DATA SHOWN:
+===+

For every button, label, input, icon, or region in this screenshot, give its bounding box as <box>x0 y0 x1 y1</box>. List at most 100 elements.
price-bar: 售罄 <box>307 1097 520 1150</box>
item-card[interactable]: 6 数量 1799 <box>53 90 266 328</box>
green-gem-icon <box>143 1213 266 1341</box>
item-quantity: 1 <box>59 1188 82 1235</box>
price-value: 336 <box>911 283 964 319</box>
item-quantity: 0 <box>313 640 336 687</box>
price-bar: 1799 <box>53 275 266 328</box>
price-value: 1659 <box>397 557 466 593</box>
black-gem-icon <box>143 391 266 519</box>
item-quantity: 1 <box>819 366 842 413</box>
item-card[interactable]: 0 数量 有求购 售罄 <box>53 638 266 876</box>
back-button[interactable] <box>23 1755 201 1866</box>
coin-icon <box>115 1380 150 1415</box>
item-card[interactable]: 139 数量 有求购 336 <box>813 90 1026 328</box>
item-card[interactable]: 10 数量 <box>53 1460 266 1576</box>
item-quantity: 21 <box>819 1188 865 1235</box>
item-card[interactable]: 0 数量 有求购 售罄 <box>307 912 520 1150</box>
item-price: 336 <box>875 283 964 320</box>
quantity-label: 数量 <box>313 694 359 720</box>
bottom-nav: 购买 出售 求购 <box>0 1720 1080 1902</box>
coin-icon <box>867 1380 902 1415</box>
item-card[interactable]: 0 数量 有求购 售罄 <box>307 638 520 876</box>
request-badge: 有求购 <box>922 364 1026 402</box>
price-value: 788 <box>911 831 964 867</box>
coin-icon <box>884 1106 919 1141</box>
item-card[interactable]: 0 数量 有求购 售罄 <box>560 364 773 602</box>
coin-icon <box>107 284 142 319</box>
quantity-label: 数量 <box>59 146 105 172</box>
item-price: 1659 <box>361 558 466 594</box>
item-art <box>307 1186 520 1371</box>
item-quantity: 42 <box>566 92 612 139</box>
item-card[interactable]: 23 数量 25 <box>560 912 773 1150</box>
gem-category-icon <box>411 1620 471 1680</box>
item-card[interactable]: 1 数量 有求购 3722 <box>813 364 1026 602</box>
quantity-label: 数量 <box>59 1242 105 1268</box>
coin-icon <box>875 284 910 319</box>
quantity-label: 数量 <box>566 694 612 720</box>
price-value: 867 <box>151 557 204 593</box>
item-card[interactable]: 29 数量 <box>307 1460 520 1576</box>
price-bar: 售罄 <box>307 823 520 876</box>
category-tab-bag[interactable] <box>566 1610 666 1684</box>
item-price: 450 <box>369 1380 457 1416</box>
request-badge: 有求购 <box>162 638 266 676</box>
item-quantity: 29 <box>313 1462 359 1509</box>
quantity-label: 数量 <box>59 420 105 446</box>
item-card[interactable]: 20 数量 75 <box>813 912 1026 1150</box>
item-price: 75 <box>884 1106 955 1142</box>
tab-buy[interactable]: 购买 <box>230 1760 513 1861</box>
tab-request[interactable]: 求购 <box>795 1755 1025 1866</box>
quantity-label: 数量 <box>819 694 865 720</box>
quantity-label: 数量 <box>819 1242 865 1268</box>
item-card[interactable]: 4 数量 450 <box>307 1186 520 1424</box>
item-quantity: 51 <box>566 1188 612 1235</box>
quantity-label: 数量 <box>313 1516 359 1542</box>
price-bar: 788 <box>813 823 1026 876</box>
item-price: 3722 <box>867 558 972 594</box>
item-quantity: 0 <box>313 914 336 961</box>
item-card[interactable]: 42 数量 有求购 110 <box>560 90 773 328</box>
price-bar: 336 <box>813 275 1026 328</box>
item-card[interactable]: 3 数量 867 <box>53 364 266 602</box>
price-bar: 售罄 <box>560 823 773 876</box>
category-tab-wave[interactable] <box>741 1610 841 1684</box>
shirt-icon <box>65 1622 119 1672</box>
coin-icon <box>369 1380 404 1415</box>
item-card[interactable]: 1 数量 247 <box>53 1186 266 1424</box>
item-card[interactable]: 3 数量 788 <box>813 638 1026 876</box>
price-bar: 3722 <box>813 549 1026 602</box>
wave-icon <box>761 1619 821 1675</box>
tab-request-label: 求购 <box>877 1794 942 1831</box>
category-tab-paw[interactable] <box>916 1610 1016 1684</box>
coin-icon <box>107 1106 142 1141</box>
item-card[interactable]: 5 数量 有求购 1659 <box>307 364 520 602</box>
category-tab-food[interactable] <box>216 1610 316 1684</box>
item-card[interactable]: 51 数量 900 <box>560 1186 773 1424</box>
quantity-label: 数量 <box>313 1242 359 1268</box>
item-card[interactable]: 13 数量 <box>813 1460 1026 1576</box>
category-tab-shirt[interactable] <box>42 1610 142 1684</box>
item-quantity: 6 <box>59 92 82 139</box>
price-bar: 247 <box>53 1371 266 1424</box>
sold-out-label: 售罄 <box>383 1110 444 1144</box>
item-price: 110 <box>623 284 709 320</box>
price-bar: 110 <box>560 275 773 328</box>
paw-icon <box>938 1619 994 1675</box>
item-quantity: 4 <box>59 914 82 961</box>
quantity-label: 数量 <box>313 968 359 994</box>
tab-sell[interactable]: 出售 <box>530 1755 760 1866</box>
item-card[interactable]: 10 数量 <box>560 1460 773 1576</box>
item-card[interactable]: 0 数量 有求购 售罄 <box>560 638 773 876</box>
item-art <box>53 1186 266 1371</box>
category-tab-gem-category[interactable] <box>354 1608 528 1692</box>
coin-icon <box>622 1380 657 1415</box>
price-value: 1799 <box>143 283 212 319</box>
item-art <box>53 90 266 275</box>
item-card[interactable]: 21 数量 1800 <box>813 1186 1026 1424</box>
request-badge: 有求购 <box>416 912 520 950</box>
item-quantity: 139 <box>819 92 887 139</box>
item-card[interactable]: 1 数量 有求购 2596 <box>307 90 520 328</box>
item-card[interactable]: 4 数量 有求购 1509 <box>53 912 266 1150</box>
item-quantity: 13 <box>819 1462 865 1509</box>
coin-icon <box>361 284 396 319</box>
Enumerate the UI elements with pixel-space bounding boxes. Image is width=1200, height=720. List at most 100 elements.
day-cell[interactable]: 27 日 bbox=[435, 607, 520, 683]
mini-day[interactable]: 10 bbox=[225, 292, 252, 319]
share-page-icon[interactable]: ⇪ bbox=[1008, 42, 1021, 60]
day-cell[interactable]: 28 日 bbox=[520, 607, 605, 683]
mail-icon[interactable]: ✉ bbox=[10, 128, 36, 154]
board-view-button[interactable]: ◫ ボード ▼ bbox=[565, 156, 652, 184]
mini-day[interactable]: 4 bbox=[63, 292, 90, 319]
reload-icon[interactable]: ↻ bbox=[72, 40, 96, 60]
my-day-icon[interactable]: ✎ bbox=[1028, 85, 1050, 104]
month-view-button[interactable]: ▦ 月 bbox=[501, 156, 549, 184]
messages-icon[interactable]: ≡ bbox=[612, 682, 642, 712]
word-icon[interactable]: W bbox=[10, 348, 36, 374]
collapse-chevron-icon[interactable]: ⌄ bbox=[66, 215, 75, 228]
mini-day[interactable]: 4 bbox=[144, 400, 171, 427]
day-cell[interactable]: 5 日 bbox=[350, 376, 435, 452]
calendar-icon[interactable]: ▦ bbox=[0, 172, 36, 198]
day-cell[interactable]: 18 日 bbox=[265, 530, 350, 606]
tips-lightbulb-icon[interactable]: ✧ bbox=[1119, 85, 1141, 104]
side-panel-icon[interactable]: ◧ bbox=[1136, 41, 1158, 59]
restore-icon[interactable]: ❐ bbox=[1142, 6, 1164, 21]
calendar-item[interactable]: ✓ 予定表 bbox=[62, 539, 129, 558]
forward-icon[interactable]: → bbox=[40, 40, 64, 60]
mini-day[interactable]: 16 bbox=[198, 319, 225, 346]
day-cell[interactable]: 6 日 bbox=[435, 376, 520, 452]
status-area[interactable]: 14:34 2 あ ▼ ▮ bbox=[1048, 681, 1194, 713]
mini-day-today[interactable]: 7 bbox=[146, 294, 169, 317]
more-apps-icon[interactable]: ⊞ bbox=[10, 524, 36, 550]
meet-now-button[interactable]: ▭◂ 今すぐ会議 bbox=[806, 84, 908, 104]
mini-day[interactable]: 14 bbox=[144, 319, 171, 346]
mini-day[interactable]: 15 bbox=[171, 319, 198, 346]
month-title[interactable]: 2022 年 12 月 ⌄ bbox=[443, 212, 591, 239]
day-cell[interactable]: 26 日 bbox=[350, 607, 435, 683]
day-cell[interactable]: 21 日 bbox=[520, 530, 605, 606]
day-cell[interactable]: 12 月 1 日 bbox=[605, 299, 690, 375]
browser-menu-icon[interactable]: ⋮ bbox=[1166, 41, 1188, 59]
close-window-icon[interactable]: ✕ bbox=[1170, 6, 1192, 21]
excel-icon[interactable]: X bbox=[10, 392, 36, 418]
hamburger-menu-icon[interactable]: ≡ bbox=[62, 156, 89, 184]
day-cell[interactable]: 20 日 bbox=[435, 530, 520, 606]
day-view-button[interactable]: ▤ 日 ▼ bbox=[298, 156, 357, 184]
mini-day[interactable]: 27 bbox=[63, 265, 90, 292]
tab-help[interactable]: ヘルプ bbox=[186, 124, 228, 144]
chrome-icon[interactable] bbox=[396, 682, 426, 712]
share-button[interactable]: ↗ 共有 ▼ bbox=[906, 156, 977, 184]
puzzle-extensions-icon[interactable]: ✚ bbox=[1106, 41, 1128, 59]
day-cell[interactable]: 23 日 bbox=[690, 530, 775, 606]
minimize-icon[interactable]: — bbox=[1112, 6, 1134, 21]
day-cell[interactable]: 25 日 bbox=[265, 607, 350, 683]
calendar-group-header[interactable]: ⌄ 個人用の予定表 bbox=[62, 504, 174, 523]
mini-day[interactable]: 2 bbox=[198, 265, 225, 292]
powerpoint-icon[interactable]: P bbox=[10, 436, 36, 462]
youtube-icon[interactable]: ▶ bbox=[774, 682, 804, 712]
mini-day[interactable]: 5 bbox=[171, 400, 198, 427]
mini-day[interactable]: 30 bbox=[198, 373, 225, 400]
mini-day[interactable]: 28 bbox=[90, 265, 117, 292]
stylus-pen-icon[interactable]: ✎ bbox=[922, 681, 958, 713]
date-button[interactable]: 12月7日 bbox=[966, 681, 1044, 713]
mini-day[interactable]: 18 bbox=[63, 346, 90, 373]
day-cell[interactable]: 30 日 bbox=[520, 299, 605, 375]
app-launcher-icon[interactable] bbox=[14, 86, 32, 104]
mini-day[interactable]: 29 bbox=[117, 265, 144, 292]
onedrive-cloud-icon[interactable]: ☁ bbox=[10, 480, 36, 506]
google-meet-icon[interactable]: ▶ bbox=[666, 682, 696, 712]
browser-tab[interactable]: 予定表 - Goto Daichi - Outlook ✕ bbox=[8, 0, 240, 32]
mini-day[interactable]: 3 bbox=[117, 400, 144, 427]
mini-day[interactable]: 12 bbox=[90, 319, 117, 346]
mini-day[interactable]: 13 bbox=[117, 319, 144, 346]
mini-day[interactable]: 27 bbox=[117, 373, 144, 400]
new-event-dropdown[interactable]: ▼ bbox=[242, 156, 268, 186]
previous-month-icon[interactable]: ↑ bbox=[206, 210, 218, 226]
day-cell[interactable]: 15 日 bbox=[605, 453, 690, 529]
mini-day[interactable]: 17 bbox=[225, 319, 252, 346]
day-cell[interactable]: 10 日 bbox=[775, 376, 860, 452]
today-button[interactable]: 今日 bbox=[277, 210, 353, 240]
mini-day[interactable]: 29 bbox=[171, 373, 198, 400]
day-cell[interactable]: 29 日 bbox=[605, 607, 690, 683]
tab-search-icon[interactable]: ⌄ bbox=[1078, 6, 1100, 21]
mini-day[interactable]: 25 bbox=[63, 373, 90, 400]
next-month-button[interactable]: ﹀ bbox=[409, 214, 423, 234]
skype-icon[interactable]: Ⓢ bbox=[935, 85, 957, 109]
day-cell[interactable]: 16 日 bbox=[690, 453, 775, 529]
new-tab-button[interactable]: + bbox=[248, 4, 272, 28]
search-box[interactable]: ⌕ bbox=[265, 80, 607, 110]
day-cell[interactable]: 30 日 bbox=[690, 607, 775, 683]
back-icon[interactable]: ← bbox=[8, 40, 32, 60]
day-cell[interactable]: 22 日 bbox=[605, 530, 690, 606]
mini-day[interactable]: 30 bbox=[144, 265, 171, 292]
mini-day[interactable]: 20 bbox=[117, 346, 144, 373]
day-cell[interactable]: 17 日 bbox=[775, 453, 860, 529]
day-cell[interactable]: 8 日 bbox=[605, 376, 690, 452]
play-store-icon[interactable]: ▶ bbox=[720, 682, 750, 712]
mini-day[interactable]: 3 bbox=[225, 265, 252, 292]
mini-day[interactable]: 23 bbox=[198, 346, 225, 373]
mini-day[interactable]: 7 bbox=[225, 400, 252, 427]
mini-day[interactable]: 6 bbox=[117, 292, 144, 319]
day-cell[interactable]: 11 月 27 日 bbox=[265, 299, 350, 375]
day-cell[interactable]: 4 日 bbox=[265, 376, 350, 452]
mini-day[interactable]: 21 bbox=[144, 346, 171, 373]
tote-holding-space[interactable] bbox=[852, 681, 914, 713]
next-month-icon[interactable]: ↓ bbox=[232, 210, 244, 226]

+===+

YOUR OBJECTIVE: Change "green-gem-icon" to "emerald-icon" in the lines from the start of the entries through the line with "price-value: 1659 <box>397 557 466 593</box>". Write out those lines with everything else left as it is.

RESULT OF THIS TASK:
For every button, label, input, icon, or region in this screenshot, give its bounding box as <box>x0 y0 x1 y1</box>. List at most 100 elements.
price-bar: 售罄 <box>307 1097 520 1150</box>
item-card[interactable]: 6 数量 1799 <box>53 90 266 328</box>
emerald-icon <box>143 1213 266 1341</box>
item-quantity: 1 <box>59 1188 82 1235</box>
price-value: 336 <box>911 283 964 319</box>
item-quantity: 0 <box>313 640 336 687</box>
price-bar: 1799 <box>53 275 266 328</box>
price-value: 1659 <box>397 557 466 593</box>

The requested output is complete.